EXERCISE GOAL:
Count every line of these entries that holds the word "Coins", and reply with the number only.

DATA EXTRACT:
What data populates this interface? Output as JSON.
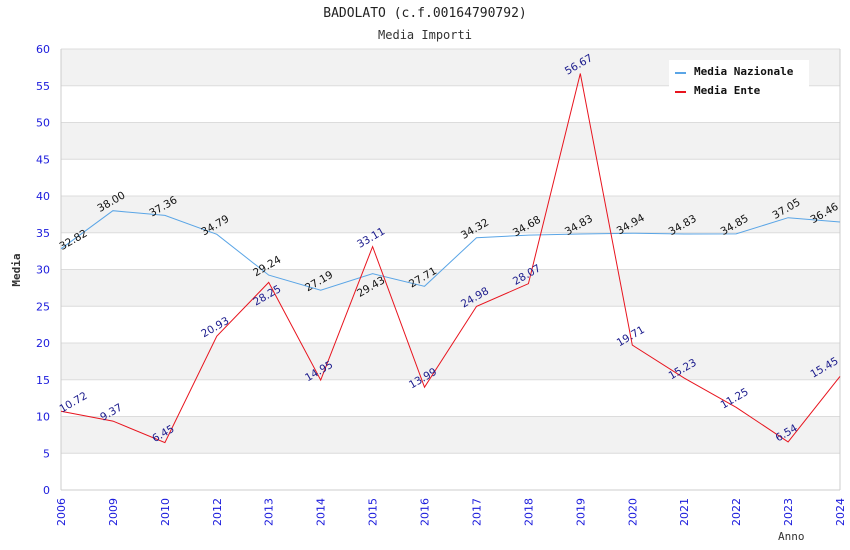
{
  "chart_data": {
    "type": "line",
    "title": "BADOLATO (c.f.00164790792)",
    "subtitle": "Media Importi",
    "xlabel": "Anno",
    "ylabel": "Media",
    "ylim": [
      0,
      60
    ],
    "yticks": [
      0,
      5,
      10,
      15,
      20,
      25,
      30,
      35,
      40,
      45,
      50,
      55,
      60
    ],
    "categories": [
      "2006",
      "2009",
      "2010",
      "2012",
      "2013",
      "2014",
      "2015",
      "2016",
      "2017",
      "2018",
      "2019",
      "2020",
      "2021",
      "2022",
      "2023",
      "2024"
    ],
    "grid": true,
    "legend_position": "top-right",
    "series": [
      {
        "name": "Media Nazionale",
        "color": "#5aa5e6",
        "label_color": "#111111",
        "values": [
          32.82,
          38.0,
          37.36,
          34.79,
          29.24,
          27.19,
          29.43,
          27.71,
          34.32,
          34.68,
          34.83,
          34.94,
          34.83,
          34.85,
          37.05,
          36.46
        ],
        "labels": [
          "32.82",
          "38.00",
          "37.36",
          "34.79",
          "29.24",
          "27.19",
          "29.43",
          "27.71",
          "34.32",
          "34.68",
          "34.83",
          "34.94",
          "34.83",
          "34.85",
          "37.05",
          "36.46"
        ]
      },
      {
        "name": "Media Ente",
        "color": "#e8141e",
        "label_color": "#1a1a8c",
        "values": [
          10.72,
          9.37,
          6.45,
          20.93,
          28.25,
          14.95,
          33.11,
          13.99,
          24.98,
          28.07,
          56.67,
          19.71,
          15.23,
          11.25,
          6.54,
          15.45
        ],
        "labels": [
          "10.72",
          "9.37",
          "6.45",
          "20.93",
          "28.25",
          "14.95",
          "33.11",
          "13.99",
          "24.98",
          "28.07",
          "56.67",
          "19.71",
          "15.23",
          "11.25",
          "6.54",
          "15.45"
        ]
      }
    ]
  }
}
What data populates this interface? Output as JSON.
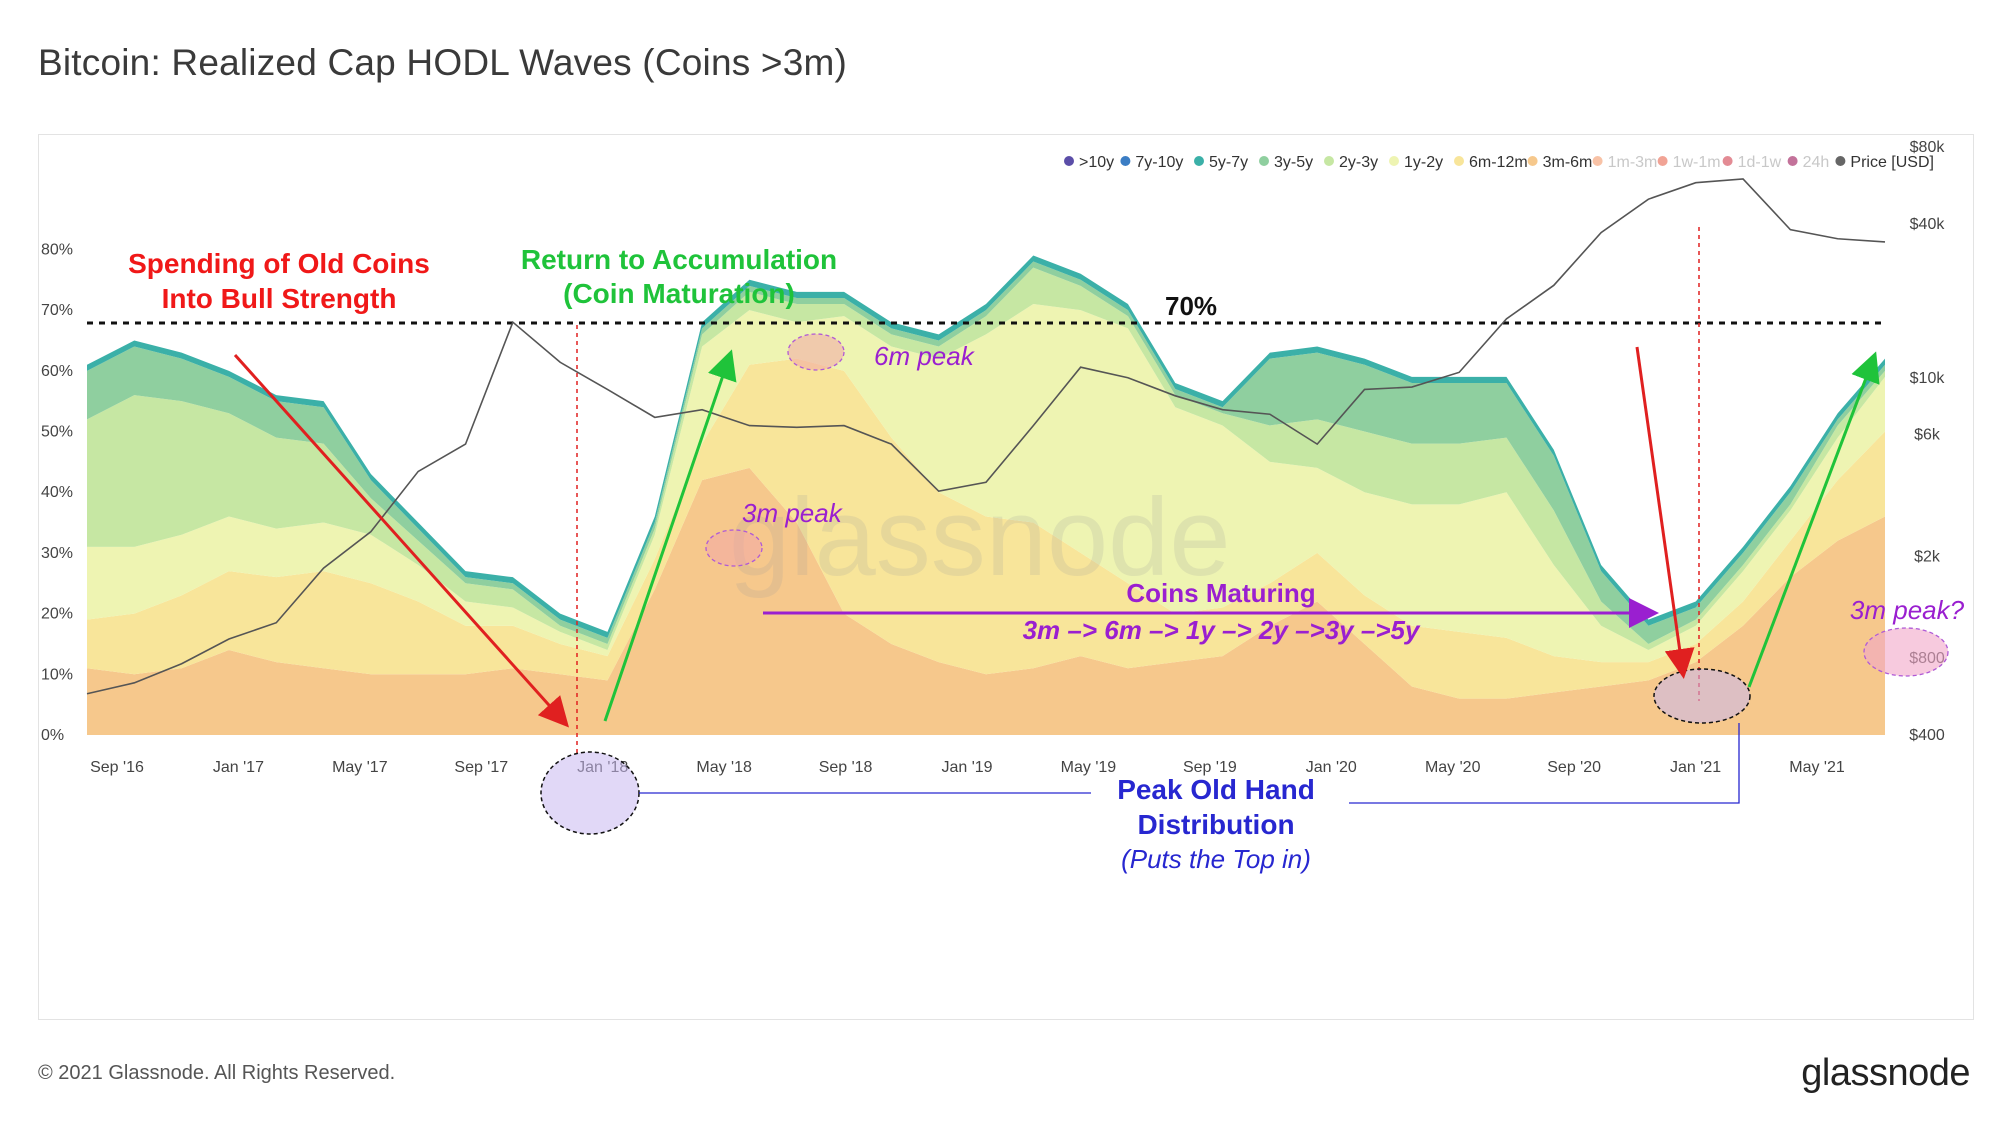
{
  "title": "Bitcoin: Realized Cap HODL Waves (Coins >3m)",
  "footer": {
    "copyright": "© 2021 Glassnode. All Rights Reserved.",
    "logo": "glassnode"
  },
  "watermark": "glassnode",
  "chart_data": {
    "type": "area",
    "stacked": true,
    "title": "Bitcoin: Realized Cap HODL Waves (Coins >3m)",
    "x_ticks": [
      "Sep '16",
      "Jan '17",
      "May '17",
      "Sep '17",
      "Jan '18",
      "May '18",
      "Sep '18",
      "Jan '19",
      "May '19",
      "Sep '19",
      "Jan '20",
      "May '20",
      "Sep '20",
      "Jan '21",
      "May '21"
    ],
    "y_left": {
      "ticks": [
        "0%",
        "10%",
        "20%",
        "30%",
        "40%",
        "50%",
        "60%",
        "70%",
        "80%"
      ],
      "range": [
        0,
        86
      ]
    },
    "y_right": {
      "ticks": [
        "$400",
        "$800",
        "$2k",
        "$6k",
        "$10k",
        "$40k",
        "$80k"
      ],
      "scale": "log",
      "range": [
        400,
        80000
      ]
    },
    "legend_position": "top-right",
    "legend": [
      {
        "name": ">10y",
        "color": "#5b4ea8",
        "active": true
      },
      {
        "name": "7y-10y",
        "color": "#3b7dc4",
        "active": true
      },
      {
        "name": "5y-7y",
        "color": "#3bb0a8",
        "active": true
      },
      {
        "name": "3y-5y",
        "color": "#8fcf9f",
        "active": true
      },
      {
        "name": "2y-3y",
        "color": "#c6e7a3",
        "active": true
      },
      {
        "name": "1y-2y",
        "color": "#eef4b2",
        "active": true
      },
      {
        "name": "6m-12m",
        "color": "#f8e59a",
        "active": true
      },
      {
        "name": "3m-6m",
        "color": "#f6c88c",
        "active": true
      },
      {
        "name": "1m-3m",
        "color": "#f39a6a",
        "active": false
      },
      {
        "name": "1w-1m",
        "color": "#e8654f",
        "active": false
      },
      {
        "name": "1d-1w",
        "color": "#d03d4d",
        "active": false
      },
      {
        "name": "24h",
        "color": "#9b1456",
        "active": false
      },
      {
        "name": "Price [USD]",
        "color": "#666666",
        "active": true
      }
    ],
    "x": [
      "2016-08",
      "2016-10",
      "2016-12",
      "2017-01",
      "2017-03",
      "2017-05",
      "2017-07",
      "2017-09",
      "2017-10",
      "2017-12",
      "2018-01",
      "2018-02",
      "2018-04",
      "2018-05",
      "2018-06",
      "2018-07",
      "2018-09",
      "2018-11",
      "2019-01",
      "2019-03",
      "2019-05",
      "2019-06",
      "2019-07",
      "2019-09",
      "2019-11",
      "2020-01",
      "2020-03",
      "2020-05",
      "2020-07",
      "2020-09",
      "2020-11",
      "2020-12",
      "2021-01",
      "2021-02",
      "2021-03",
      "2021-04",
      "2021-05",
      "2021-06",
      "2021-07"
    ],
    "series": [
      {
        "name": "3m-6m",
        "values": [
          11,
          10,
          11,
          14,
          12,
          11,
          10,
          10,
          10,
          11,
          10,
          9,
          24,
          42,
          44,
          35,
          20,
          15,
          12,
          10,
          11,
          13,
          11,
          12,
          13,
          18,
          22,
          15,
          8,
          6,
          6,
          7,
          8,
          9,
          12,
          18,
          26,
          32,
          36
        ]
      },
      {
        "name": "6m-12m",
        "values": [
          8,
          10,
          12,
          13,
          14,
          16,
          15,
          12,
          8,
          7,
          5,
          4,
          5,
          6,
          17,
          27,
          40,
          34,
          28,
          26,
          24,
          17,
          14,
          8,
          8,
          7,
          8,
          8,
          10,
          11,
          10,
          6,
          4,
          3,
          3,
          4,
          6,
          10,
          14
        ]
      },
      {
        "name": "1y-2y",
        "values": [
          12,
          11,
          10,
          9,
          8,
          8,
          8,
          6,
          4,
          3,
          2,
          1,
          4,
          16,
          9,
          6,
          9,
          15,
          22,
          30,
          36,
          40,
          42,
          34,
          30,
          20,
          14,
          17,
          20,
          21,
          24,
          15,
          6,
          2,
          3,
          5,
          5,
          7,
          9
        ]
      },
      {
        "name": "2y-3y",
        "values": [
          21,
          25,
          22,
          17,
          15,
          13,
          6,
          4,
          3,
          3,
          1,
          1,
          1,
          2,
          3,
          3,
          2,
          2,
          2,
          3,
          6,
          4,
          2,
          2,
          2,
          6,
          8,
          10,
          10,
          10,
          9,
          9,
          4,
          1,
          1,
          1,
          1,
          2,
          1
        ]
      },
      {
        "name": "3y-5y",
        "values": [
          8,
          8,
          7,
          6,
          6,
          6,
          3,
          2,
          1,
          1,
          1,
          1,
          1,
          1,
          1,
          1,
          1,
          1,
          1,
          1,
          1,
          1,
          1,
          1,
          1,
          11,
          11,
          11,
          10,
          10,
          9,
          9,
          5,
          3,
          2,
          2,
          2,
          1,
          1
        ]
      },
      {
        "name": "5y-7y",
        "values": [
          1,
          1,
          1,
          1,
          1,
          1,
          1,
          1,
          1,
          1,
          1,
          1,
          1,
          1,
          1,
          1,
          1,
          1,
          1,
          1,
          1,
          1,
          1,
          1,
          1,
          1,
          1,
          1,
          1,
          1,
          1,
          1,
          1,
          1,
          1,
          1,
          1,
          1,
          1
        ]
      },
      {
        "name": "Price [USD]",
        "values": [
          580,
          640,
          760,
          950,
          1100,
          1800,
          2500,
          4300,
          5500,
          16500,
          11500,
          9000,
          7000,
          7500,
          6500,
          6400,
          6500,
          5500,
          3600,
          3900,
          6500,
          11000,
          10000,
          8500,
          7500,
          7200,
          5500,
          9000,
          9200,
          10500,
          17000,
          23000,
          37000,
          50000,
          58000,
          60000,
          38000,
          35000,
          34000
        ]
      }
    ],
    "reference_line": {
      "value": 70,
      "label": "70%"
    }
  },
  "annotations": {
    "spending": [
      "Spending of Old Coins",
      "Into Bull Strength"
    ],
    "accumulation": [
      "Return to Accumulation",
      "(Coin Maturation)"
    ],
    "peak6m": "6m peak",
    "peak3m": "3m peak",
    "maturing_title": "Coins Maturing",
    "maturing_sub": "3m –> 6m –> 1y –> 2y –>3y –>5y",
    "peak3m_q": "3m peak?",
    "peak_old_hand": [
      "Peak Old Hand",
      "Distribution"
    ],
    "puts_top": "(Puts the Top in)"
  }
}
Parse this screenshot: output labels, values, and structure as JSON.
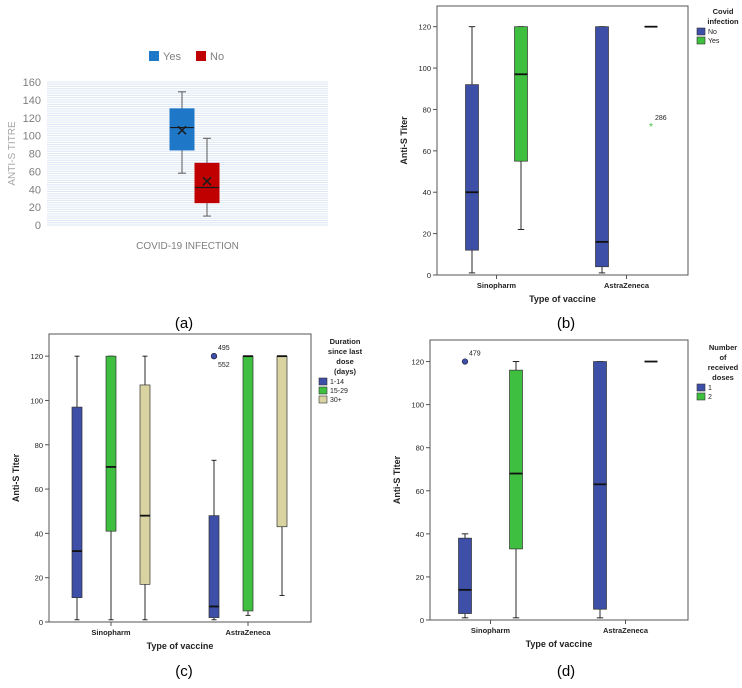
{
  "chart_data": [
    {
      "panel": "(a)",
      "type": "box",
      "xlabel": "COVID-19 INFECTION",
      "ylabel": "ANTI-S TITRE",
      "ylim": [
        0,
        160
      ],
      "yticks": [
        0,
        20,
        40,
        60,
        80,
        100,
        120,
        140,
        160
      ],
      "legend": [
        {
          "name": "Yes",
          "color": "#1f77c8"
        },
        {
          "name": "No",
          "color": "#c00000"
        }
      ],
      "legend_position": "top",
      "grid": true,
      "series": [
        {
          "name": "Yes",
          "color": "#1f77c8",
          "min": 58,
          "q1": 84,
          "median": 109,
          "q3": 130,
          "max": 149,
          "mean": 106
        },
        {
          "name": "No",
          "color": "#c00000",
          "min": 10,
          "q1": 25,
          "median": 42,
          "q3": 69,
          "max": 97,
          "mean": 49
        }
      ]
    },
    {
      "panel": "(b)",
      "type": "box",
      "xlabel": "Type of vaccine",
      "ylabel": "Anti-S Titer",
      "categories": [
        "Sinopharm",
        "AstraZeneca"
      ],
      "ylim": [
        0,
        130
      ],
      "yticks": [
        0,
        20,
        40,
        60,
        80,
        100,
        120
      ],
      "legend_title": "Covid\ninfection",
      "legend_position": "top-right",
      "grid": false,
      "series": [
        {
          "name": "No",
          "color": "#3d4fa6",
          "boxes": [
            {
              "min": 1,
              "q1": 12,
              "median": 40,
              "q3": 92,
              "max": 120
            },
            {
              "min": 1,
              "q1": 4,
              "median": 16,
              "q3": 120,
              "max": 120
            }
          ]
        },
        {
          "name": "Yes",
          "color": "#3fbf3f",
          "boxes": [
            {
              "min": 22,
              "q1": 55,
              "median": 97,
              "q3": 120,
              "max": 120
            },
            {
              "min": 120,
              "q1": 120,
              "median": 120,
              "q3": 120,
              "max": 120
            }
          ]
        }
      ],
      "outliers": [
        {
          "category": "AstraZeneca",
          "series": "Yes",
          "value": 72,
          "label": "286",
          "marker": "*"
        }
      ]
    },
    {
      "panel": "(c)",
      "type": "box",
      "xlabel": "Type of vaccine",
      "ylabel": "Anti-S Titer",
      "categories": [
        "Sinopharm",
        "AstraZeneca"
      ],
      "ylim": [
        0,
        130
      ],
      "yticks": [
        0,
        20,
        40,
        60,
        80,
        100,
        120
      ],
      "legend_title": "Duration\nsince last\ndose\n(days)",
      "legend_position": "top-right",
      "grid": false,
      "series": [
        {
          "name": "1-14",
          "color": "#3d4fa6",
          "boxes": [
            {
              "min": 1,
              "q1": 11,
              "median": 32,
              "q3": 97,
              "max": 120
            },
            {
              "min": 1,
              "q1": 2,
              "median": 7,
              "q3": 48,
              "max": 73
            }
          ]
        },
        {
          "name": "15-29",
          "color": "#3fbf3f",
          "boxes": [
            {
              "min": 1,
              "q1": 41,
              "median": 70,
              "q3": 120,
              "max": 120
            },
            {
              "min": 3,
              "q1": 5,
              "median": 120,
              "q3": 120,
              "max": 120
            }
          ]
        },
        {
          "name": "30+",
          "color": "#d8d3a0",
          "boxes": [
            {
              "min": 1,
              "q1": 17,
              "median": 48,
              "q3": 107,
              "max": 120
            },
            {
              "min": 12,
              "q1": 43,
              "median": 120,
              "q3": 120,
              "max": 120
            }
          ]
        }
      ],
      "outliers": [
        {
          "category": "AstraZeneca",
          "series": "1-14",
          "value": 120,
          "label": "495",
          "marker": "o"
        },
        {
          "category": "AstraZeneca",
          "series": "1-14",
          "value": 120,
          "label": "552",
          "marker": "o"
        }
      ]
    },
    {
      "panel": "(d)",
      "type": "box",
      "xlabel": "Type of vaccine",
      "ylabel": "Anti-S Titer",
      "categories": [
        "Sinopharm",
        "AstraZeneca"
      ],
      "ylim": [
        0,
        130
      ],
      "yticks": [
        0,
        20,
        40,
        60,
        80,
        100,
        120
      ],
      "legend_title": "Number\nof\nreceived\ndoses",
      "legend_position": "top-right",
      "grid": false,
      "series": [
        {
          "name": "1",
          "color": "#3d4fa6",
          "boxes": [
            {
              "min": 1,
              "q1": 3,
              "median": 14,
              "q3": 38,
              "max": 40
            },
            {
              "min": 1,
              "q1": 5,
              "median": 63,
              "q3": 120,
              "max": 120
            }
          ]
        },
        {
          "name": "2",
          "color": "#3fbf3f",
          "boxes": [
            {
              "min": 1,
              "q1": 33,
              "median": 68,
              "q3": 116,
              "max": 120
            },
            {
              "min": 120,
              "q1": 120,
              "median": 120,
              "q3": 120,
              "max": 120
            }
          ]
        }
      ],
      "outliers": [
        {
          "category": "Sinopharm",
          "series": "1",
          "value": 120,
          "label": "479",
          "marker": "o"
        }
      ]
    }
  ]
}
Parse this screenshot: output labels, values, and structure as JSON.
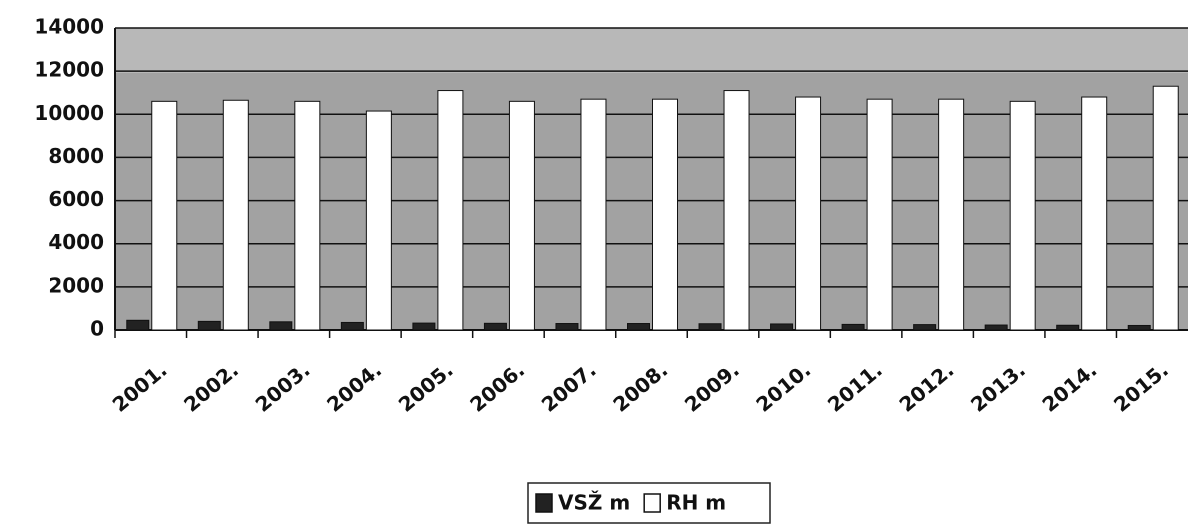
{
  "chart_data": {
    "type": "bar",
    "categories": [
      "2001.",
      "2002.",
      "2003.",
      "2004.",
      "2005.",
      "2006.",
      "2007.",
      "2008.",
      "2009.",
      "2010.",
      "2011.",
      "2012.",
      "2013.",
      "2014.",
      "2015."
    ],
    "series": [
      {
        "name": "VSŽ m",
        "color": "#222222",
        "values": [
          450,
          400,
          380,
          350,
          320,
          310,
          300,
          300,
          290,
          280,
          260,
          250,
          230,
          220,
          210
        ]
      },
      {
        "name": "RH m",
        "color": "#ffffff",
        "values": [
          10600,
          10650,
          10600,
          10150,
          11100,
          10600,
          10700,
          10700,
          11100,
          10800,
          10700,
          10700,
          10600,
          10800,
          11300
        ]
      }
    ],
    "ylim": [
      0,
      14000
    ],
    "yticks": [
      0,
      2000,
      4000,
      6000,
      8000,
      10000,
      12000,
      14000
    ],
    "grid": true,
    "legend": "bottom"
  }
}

TASK RESPONSE:
4